_EXTRACTED INFORMATION_
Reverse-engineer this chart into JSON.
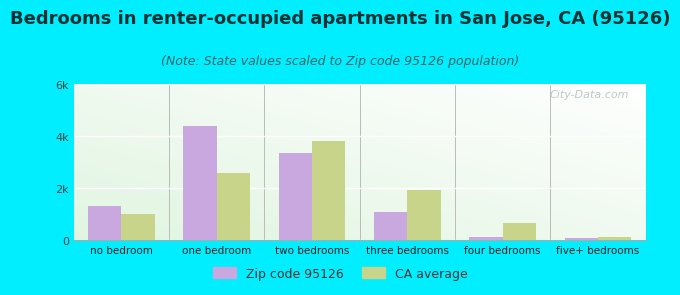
{
  "title": "Bedrooms in renter-occupied apartments in San Jose, CA (95126)",
  "subtitle": "(Note: State values scaled to Zip code 95126 population)",
  "categories": [
    "no bedroom",
    "one bedroom",
    "two bedrooms",
    "three bedrooms",
    "four bedrooms",
    "five+ bedrooms"
  ],
  "zip_values": [
    1300,
    4400,
    3350,
    1100,
    120,
    80
  ],
  "ca_values": [
    1000,
    2600,
    3800,
    1950,
    650,
    120
  ],
  "zip_color": "#c9a8e0",
  "ca_color": "#c8d48a",
  "background_outer": "#00eeff",
  "ylim": [
    0,
    6000
  ],
  "yticks": [
    0,
    2000,
    4000,
    6000
  ],
  "ytick_labels": [
    "0",
    "2k",
    "4k",
    "6k"
  ],
  "bar_width": 0.35,
  "legend_zip_label": "Zip code 95126",
  "legend_ca_label": "CA average",
  "title_fontsize": 13,
  "subtitle_fontsize": 9,
  "watermark": "City-Data.com"
}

_WORK TO BE COMPLETED_
Extract all the data above exactly, excluding every picture.

_REPLY TO THE TASK_
Reverse-engineer this chart into JSON.
{
  "title": "Bedrooms in renter-occupied apartments in San Jose, CA (95126)",
  "subtitle": "(Note: State values scaled to Zip code 95126 population)",
  "categories": [
    "no bedroom",
    "one bedroom",
    "two bedrooms",
    "three bedrooms",
    "four bedrooms",
    "five+ bedrooms"
  ],
  "zip_values": [
    1300,
    4400,
    3350,
    1100,
    120,
    80
  ],
  "ca_values": [
    1000,
    2600,
    3800,
    1950,
    650,
    120
  ],
  "zip_color": "#c9a8e0",
  "ca_color": "#c8d48a",
  "background_outer": "#00eeff",
  "ylim": [
    0,
    6000
  ],
  "yticks": [
    0,
    2000,
    4000,
    6000
  ],
  "ytick_labels": [
    "0",
    "2k",
    "4k",
    "6k"
  ],
  "bar_width": 0.35,
  "legend_zip_label": "Zip code 95126",
  "legend_ca_label": "CA average",
  "title_fontsize": 13,
  "subtitle_fontsize": 9,
  "watermark": "City-Data.com"
}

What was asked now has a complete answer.